§ **Given problem**
Present each line of the entries below that holds the word "Total".

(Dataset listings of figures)
__________
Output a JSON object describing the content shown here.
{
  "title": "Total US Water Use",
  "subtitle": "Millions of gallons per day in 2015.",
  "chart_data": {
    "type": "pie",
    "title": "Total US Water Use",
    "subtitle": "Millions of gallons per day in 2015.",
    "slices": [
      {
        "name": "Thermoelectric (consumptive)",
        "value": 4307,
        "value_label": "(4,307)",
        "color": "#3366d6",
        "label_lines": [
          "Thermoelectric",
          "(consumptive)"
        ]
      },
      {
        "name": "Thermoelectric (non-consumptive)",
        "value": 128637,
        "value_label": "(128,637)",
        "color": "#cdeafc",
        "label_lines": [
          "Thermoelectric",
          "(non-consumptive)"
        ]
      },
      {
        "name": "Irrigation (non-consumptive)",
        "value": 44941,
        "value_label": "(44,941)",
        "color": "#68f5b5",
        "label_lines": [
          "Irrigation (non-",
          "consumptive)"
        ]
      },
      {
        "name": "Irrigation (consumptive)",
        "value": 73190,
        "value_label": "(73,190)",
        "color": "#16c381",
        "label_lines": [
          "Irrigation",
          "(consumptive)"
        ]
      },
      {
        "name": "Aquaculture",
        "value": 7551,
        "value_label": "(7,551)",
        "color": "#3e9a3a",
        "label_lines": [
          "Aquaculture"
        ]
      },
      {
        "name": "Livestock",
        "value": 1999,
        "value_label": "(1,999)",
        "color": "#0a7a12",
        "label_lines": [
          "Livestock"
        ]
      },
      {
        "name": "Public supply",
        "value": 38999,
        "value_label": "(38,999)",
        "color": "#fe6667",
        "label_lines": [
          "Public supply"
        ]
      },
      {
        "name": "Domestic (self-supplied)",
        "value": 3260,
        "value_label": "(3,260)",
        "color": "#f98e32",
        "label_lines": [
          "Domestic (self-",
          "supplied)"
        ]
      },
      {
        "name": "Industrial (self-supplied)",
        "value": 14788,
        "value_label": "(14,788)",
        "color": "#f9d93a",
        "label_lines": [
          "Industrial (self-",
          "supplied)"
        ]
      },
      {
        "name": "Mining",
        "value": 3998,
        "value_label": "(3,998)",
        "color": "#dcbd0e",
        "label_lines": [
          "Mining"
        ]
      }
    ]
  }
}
__________
§ **Solution for this problem**
  "title": "Total US Water Use",
    "title": "Total US Water Use",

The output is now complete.